------ Excerpted records ------

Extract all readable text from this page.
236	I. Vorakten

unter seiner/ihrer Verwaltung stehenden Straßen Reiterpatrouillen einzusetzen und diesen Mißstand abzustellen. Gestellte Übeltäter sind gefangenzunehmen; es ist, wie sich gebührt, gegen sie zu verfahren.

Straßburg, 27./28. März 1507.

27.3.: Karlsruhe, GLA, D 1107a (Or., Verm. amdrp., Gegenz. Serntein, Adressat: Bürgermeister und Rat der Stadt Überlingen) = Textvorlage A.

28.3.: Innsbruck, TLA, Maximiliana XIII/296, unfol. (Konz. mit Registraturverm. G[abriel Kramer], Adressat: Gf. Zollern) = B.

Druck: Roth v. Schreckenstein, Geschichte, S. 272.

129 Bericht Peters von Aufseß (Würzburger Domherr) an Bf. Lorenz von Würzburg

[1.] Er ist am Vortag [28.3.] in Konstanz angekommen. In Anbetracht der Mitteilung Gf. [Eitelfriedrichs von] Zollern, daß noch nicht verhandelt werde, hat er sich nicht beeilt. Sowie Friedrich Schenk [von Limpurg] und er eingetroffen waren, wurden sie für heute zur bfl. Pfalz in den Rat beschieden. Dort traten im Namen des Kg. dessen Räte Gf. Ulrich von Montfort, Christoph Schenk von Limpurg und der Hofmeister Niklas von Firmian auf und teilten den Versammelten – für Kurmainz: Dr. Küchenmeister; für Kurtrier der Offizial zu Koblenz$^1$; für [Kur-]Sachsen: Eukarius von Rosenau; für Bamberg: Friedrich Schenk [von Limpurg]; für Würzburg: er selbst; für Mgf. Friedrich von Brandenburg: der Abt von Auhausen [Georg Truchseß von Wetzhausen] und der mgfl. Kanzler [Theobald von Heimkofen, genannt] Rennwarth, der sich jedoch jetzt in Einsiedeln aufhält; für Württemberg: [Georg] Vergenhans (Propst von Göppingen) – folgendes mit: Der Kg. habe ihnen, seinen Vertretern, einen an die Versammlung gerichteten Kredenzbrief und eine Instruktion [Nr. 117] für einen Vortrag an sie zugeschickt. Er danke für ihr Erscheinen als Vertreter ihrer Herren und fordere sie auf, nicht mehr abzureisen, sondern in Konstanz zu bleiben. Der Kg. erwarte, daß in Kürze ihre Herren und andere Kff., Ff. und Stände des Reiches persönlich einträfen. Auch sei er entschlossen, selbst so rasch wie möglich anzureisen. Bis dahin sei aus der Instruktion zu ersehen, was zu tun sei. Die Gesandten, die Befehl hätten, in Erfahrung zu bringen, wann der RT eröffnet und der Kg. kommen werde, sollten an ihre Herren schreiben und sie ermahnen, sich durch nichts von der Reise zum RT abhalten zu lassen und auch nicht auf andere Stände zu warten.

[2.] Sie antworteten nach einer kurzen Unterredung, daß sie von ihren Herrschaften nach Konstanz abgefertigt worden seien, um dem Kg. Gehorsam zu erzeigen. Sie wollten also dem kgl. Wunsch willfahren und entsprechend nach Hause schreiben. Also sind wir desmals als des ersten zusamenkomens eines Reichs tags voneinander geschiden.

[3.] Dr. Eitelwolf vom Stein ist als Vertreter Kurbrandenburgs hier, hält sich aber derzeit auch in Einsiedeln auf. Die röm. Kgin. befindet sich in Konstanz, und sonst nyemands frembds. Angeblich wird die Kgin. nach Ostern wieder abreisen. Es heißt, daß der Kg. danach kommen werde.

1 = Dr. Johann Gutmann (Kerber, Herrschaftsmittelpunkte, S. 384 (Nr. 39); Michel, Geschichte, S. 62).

------

Exactly how many lines of the material contain the word "Geschichte"? Write the number alone.

_Answer for the task:_ 2